GIVEN PASSAGE section start

See SunLearn (rw795) for lecture recordings. Have look at Stack and Cabal and how to set up a Haskell development environment for your particular platform. Most of the content in my lectures will be from the book Programming in Haskell, 2nd Edition, Graham Hutton. For week 1, read the first two chapters in the book by Graham Hutton, and do exercises 3, 4 and 5 at the end of Chapter 2 - this is just to check your own understanding. Slides - these are the slides used in lectures. Also read Chapter 1 in Write Yourself a Scheme in 48 Hours - An Introduction to Haskell through Example and do the 3 exercises (not to be handed in) at the end of Chapter 1.

Read chapters 3 and 4 in the book by Graham Hutton. Do the 5 exercises at the end of Chapter 3 and exercises 7 and 8 at the end of Chapter 4.
As will always be the case, there are lecture recording for week 2 on SunLearn. Although not required to watch, I can recommend the GoogleTechTalks Haskell 101 and Haskell 102 by
Antoine Leblanc. There is also a Github repository with resources
related to these two talks.

Read Chapters 5 and 6.
Although Monday is a public holiday, work on the following problems and post solutions on MS Teams - I might only comment on Tuesday.

GIVEN PASSAGE section end
LISTED RECORDS section start

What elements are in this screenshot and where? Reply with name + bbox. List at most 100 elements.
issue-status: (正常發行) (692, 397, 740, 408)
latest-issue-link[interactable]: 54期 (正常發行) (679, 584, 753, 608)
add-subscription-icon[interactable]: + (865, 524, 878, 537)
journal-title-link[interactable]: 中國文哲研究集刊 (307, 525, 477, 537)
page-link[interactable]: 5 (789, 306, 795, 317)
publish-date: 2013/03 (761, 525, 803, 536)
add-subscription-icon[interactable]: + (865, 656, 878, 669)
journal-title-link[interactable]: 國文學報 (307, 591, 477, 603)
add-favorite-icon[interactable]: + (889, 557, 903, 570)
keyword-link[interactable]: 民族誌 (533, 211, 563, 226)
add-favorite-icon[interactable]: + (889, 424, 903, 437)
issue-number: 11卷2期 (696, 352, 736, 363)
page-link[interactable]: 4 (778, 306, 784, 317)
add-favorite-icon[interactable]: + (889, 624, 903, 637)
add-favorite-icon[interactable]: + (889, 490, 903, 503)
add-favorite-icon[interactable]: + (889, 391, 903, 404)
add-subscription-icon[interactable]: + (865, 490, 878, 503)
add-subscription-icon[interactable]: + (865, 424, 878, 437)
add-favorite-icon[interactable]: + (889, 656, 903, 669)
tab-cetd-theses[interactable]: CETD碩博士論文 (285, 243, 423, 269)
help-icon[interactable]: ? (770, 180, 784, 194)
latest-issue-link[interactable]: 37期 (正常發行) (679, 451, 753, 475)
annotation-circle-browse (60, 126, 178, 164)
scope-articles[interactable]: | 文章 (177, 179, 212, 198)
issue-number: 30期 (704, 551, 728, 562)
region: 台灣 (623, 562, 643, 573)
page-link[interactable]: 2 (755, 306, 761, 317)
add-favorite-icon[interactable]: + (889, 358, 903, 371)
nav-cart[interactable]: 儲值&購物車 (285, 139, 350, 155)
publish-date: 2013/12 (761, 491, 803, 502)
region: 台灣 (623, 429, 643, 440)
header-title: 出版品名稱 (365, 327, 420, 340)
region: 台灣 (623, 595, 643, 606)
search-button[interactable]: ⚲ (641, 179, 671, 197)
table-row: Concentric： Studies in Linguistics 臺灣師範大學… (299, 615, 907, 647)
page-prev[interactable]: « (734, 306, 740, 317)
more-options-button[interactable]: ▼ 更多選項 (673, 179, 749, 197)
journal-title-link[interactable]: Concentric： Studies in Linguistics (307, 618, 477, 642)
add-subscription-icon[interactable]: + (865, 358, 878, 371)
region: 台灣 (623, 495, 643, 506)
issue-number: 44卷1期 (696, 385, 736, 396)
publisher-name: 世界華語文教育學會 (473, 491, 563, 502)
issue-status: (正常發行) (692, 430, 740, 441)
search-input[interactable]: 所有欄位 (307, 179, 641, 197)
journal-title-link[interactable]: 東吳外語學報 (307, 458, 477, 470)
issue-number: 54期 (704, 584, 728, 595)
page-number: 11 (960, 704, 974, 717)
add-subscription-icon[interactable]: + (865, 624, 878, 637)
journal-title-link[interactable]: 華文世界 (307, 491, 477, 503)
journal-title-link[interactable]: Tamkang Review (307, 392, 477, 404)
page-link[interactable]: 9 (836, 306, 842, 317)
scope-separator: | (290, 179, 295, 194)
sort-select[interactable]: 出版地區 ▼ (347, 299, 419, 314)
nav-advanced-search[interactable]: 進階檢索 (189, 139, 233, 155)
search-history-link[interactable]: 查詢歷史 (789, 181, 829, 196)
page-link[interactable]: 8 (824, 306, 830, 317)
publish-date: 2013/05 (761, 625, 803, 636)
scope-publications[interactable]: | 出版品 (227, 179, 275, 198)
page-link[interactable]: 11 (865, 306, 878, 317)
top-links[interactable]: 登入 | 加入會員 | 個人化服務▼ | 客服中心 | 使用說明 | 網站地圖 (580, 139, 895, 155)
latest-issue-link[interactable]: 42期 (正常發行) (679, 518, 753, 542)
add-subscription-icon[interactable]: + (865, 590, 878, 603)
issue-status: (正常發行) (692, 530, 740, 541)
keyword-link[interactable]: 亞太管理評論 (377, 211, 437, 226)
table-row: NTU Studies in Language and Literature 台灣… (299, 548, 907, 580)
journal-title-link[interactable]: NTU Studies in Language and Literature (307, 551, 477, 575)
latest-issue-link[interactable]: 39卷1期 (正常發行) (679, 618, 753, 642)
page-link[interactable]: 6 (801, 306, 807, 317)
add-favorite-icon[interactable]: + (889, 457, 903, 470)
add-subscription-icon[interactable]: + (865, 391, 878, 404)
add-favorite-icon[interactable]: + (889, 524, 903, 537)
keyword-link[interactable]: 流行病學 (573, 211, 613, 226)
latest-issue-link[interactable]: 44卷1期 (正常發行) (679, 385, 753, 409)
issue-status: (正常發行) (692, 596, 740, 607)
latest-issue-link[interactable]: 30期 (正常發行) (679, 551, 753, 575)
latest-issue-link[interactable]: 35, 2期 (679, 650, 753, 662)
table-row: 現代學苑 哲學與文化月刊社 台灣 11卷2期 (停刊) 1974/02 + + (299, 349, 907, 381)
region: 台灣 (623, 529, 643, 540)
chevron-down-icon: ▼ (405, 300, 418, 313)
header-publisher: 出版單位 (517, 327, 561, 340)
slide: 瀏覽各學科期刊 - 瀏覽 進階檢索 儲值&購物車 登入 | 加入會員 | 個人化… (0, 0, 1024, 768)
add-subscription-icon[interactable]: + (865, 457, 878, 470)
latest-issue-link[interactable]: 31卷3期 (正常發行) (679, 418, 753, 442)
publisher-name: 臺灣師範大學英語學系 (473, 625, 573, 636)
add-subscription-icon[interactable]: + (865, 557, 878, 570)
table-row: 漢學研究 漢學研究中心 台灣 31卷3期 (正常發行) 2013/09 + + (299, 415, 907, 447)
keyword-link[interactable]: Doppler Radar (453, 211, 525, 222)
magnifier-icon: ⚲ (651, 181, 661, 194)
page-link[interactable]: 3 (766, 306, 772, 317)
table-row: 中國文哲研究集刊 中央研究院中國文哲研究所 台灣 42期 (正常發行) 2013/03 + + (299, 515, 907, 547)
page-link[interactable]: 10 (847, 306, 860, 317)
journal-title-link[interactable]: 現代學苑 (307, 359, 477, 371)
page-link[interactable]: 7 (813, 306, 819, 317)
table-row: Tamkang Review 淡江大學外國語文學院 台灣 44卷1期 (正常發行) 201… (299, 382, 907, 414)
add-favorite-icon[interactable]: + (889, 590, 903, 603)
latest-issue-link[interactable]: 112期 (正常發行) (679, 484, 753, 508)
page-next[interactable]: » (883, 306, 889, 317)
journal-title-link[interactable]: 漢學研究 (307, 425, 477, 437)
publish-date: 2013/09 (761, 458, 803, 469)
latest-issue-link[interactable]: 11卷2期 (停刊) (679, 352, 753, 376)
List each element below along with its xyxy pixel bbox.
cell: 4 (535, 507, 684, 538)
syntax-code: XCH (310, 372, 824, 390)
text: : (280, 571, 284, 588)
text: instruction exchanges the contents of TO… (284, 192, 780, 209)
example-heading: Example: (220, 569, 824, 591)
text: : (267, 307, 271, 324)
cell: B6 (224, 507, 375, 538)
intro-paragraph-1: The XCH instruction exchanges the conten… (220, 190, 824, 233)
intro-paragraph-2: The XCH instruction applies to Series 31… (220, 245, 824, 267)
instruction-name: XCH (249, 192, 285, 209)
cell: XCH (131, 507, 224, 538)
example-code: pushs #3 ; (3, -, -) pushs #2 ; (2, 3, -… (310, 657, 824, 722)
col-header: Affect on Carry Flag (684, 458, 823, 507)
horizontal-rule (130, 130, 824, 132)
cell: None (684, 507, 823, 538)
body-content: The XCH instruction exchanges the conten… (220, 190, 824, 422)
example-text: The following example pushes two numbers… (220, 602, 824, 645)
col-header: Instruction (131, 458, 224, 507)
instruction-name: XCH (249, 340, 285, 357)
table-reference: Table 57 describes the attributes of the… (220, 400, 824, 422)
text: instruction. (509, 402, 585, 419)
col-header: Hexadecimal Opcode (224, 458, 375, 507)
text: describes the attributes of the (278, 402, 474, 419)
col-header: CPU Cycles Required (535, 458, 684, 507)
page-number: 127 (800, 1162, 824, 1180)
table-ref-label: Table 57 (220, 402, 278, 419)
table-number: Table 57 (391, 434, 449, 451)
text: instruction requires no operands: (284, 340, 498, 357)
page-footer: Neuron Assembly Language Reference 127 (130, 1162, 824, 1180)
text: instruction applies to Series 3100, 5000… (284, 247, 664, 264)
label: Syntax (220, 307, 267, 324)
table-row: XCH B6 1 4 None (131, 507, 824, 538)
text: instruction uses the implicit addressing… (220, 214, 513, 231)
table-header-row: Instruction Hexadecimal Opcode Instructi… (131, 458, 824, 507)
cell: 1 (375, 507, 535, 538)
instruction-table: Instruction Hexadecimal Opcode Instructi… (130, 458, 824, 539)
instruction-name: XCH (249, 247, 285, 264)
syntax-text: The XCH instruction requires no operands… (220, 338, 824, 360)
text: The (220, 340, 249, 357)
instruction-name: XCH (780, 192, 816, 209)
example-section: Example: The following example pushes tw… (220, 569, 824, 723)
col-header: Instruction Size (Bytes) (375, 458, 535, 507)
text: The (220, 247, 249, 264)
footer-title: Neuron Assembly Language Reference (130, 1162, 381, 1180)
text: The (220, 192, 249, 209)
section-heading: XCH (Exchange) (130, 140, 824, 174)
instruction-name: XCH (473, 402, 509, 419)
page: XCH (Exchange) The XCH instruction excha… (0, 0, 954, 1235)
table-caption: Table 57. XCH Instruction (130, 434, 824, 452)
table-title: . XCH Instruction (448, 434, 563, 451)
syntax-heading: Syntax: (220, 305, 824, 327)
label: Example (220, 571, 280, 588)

LISTED RECORDS section end

QUESTIONS –
**A)** From the Haskell course page, return everything from "As will always" down to "comment on Tuesday.", copied word for word.
**B)** Supply the next part of the Haskell course page, picking up after its final sentence.
The rows are separate material and have no connection to the Haskell course page.

ANSWERS –
**A)**
As will always be the case, there are lecture recording for week 2 on SunLearn. Although not required to watch, I can recommend the GoogleTechTalks Haskell 101 and Haskell 102 by
Antoine Leblanc. There is also a Github repository with resources
related to these two talks.

Read Chapters 5 and 6.
Although Monday is a public holiday, work on the following problems and post solutions on MS Teams - I might only comment on Tuesday.

**B)**
- Implement your own versions of fold and fold' (i.e. the strict version of foldl). It is enough to implement versions that work on Lists, instead of on Foldable types.
- Exercises 6-9 at the end of Chapter 5

Read Chapter 7 (and watch the corresponding video lecture on SunLearn). In the Monday lecture we will discuss assignment 1.
Also modify the code
discussed in the video lecture w.r.t. the Luhn checksum by not reversing xs in the function luhn_sum and also summing over
the list of digits (representing the number for which the validity of the checksum digit is verified) after applying altMap by
using nSum += d / 10 and nSum += d % 10 (as is done in the Java implementation at
geeksforgeeks), instead of using the current function luhn_sub. Also
suggest other improvemets to my current implementation of the Luhn checksum.

Read Chapter 8 (and watch the corresponding video lecture on SunLearn). Look at the following exercises at the end of
Chapter 8: 1, 3, 8.

Read Chapter 15 (and watch the corresponding video lecture on SunLearn). Look at the following exercises at the end of
Chapter 15: 5, 6. Select groups (size 3 or 4) for assignment 2. Send and e-mail to brinkvdm at gmail dot com with a
document containing the following information: Group members and a description of the selected project for assignment 2
(and other information deemed relevant).

Read Chapter 9 and work on exercise 6 at the end of Ch 9. Watch the video lectures under Weeks 7, 8 and 9 on SunLearn.

Watch the video lecture on functional parsers, listed under week 10, on SunLearn.

Watch the video lecture on SunLearn on how to create your own Monadic Either type. We will also
continue with presentations for the 2nd project as scheduled on MS Teams.

- Developer Happiness on the Front End with Elm
- Why Isn't Functional Programming the Norm? – Richard Feldman.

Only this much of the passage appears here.